Goal:
Extract all data as written.

- - - - -

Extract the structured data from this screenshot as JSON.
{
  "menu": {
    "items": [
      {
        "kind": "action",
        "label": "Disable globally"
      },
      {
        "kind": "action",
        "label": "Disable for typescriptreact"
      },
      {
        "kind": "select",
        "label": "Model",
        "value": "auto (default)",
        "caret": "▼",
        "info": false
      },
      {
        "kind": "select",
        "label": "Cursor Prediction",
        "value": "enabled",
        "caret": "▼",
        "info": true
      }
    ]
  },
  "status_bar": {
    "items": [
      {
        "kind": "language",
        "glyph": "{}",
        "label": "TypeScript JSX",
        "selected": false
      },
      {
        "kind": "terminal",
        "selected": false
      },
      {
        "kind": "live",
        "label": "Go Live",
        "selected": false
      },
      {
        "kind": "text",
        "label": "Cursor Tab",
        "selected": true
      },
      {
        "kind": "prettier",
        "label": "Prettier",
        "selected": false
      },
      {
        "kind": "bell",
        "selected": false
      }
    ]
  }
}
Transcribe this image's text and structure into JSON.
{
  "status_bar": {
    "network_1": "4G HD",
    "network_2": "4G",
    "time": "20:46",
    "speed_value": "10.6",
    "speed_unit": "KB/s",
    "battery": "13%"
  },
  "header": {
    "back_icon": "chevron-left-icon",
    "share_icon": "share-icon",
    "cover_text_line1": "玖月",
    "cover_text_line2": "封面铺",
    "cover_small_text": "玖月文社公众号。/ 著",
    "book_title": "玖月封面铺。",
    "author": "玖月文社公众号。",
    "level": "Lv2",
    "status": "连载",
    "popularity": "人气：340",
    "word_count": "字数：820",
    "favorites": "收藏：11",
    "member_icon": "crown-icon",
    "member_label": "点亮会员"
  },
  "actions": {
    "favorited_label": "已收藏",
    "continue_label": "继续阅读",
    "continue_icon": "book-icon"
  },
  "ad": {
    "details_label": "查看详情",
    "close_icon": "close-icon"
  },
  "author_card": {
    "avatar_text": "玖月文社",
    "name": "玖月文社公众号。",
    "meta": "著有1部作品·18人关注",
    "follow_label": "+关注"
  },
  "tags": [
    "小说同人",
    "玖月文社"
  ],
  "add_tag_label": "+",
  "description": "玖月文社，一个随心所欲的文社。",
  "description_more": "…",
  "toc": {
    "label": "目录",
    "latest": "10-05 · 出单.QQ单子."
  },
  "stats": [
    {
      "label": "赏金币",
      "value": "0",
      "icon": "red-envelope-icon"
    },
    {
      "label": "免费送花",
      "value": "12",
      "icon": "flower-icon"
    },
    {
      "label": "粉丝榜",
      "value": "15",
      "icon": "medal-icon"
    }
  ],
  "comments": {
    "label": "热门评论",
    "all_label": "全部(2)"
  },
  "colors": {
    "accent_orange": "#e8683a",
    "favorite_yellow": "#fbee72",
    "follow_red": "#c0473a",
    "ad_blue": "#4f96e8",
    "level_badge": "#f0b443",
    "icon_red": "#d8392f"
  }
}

- - - - -

Finished task:
Extract the structured data from this screenshot as JSON.
{
  "menu": {
    "items": [
      {
        "kind": "action",
        "label": "Disable globally"
      },
      {
        "kind": "action",
        "label": "Disable for typescriptreact"
      },
      {
        "kind": "select",
        "label": "Model",
        "value": "auto (default)",
        "caret": "▼",
        "info": false
      },
      {
        "kind": "select",
        "label": "Cursor Prediction",
        "value": "enabled",
        "caret": "▼",
        "info": true
      }
    ]
  },
  "status_bar": {
    "items": [
      {
        "kind": "language",
        "glyph": "{}",
        "label": "TypeScript JSX",
        "selected": false
      },
      {
        "kind": "terminal",
        "selected": false
      },
      {
        "kind": "live",
        "label": "Go Live",
        "selected": false
      },
      {
        "kind": "text",
        "label": "Cursor Tab",
        "selected": true
      },
      {
        "kind": "prettier",
        "label": "Prettier",
        "selected": false
      },
      {
        "kind": "bell",
        "selected": false
      }
    ]
  }
}
Transcribe this image's text and structure into JSON.
{
  "status_bar": {
    "network_1": "4G HD",
    "network_2": "4G",
    "time": "20:46",
    "speed_value": "10.6",
    "speed_unit": "KB/s",
    "battery": "13%"
  },
  "header": {
    "back_icon": "chevron-left-icon",
    "share_icon": "share-icon",
    "cover_text_line1": "玖月",
    "cover_text_line2": "封面铺",
    "cover_small_text": "玖月文社公众号。/ 著",
    "book_title": "玖月封面铺。",
    "author": "玖月文社公众号。",
    "level": "Lv2",
    "status": "连载",
    "popularity": "人气：340",
    "word_count": "字数：820",
    "favorites": "收藏：11",
    "member_icon": "crown-icon",
    "member_label": "点亮会员"
  },
  "actions": {
    "favorited_label": "已收藏",
    "continue_label": "继续阅读",
    "continue_icon": "book-icon"
  },
  "ad": {
    "details_label": "查看详情",
    "close_icon": "close-icon"
  },
  "author_card": {
    "avatar_text": "玖月文社",
    "name": "玖月文社公众号。",
    "meta": "著有1部作品·18人关注",
    "follow_label": "+关注"
  },
  "tags": [
    "小说同人",
    "玖月文社"
  ],
  "add_tag_label": "+",
  "description": "玖月文社，一个随心所欲的文社。",
  "description_more": "…",
  "toc": {
    "label": "目录",
    "latest": "10-05 · 出单.QQ单子."
  },
  "stats": [
    {
      "label": "赏金币",
      "value": "0",
      "icon": "red-envelope-icon"
    },
    {
      "label": "免费送花",
      "value": "12",
      "icon": "flower-icon"
    },
    {
      "label": "粉丝榜",
      "value": "15",
      "icon": "medal-icon"
    }
  ],
  "comments": {
    "label": "热门评论",
    "all_label": "全部(2)"
  },
  "colors": {
    "accent_orange": "#e8683a",
    "favorite_yellow": "#fbee72",
    "follow_red": "#c0473a",
    "ad_blue": "#4f96e8",
    "level_badge": "#f0b443",
    "icon_red": "#d8392f"
  }
}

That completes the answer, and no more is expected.